What the task asks:
Note how many lines include the word "VITACURA", and give that number by itself.

Material provided:
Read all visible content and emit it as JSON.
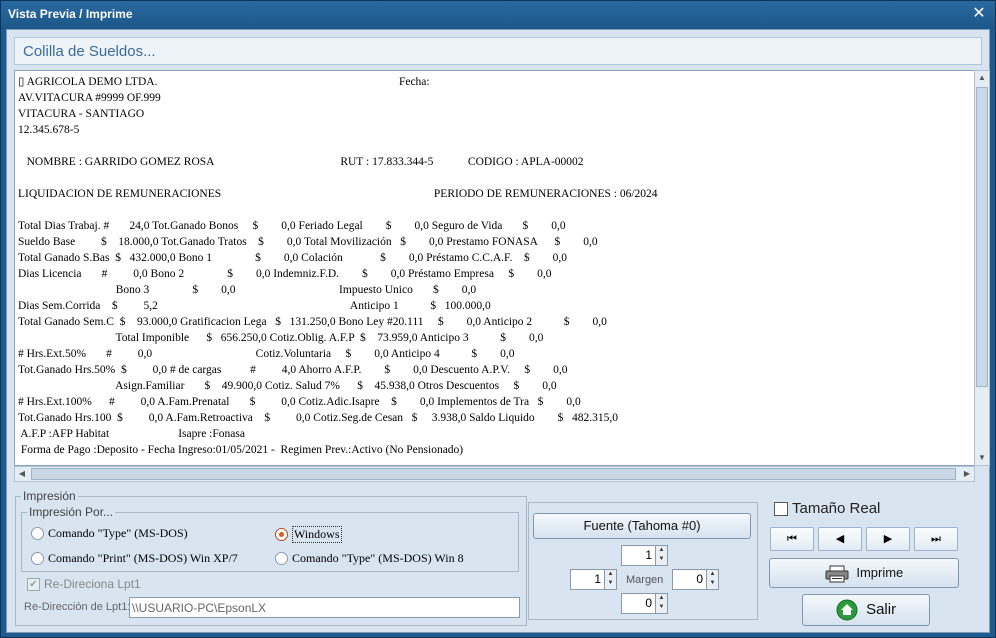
{
  "window": {
    "title": "Vista Previa / Imprime"
  },
  "header": {
    "title": "Colilla de Sueldos..."
  },
  "preview": {
    "lines": [
      "▯ AGRICOLA DEMO LTDA.                                                                                    Fecha:",
      "AV.VITACURA #9999 OF.999",
      "VITACURA - SANTIAGO",
      "12.345.678-5",
      "",
      "   NOMBRE : GARRIDO GOMEZ ROSA                                            RUT : 17.833.344-5            CODIGO : APLA-00002",
      "",
      "LIQUIDACION DE REMUNERACIONES                                                                          PERIODO DE REMUNERACIONES : 06/2024",
      "",
      "Total Dias Trabaj. #       24,0 Tot.Ganado Bonos     $        0,0 Feriado Legal        $        0,0 Seguro de Vida       $        0,0",
      "Sueldo Base         $    18.000,0 Tot.Ganado Tratos    $        0,0 Total Movilización   $        0,0 Prestamo FONASA      $        0,0",
      "Total Ganado S.Bas  $   432.000,0 Bono 1               $        0,0 Colación             $        0,0 Préstamo C.C.A.F.    $        0,0",
      "Dias Licencia       #         0,0 Bono 2               $        0,0 Indemniz.F.D.        $        0,0 Préstamo Empresa     $        0,0",
      "                                  Bono 3               $        0,0                                    Impuesto Unico       $        0,0",
      "Dias Sem.Corrida    $         5,2                                                                   Anticipo 1           $   100.000,0",
      "Total Ganado Sem.C  $    93.000,0 Gratificacion Lega   $   131.250,0 Bono Ley #20.111     $        0,0 Anticipo 2           $        0,0",
      "                                  Total Imponible      $   656.250,0 Cotiz.Oblig. A.F.P  $    73.959,0 Anticipo 3           $        0,0",
      "# Hrs.Ext.50%       #         0,0                                    Cotiz.Voluntaria     $        0,0 Anticipo 4           $        0,0",
      "Tot.Ganado Hrs.50%  $         0,0 # de cargas          #         4,0 Ahorro A.F.P.        $        0,0 Descuento A.P.V.     $        0,0",
      "                                  Asign.Familiar       $    49.900,0 Cotiz. Salud 7%      $    45.938,0 Otros Descuentos     $        0,0",
      "# Hrs.Ext.100%      #         0,0 A.Fam.Prenatal       $         0,0 Cotiz.Adic.Isapre    $        0,0 Implementos de Tra   $        0,0",
      "Tot.Ganado Hrs.100  $         0,0 A.Fam.Retroactiva    $         0,0 Cotiz.Seg.de Cesan   $     3.938,0 Saldo Liquido        $   482.315,0",
      " A.F.P :AFP Habitat                        Isapre :Fonasa",
      " Forma de Pago :Deposito - Fecha Ingreso:01/05/2021 -  Regimen Prev.:Activo (No Pensionado)"
    ]
  },
  "impresion": {
    "group_label": "Impresión",
    "subgroup_label": "Impresión Por...",
    "options": [
      {
        "label": "Comando \"Type\" (MS-DOS)",
        "selected": false
      },
      {
        "label": "Windows",
        "selected": true
      },
      {
        "label": "Comando \"Print\" (MS-DOS) Win XP/7",
        "selected": false
      },
      {
        "label": "Comando \"Type\" (MS-DOS) Win 8",
        "selected": false
      }
    ],
    "redirect_label": "Re-Direciona Lpt1",
    "redirect_checked": true,
    "redirect_field_label": "Re-Dirección de Lpt1:",
    "redirect_value": "\\\\USUARIO-PC\\EpsonLX"
  },
  "font_panel": {
    "font_button": "Fuente (Tahoma #0)",
    "margin_label": "Margen",
    "margin_top": "1",
    "margin_left": "1",
    "margin_right": "0",
    "margin_bottom": "0"
  },
  "controls": {
    "real_size_label": "Tamaño Real",
    "real_size_checked": false,
    "print_label": "Imprime",
    "exit_label": "Salir"
  }
}
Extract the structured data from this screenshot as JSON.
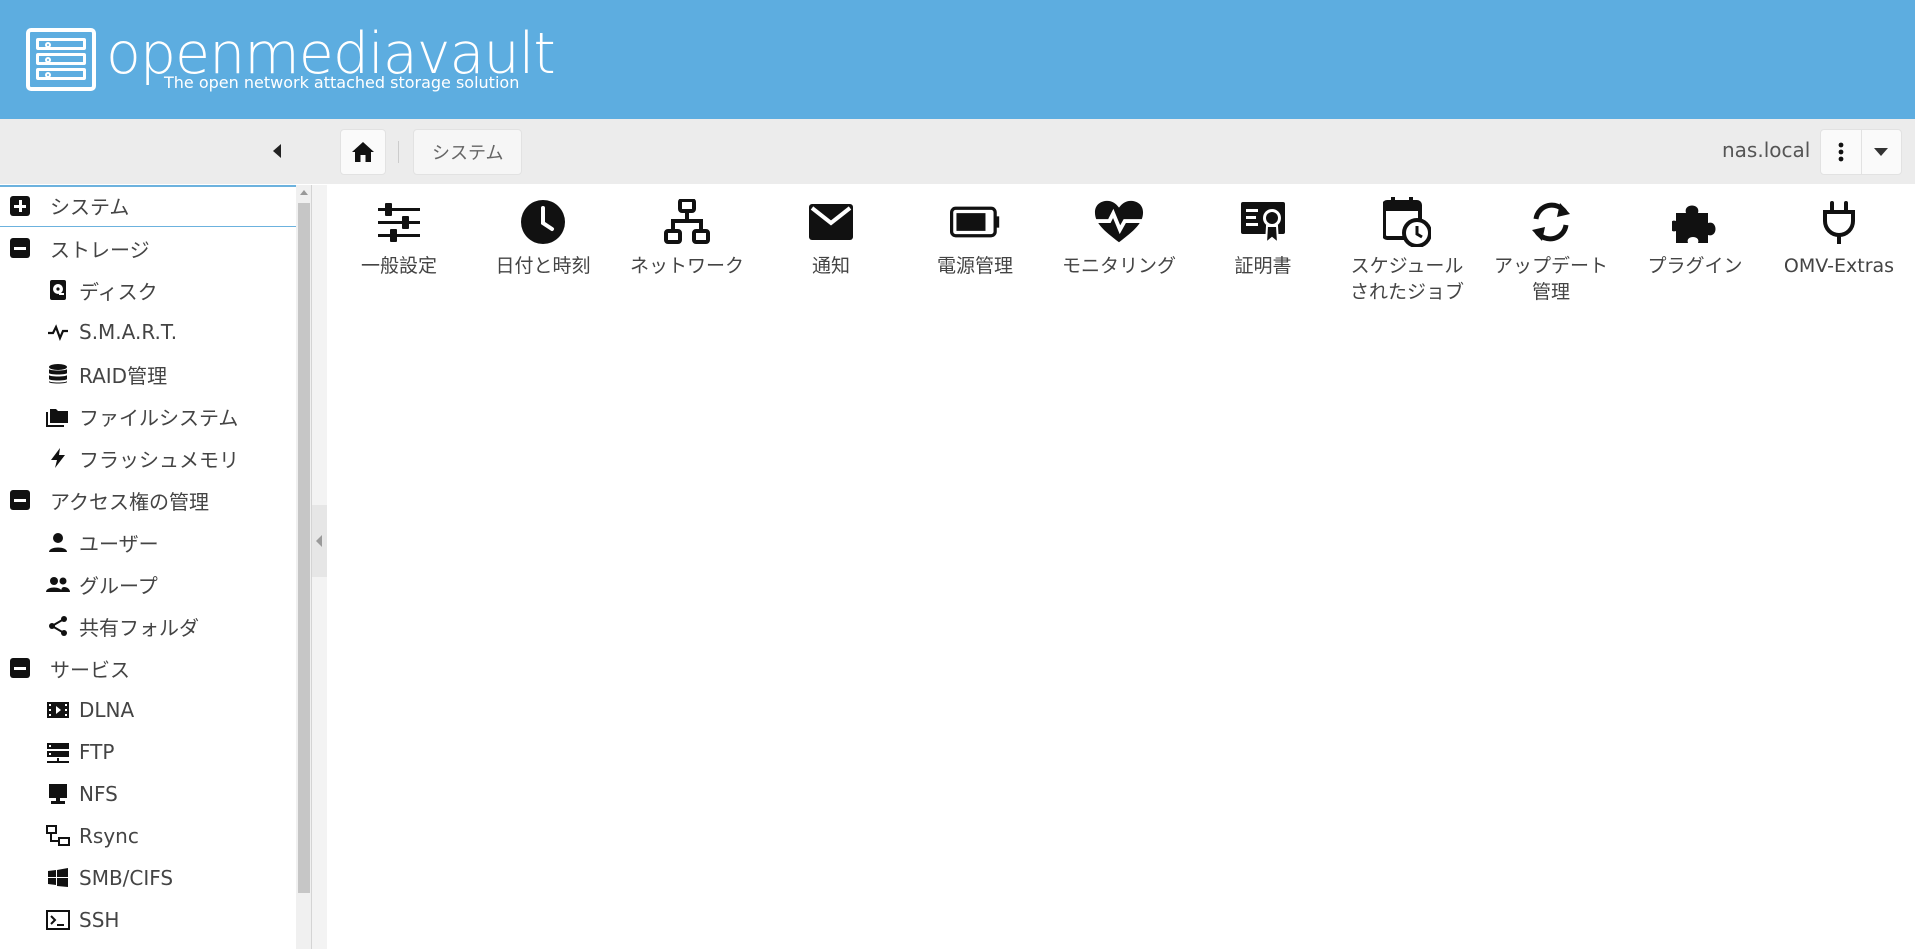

Result below:
2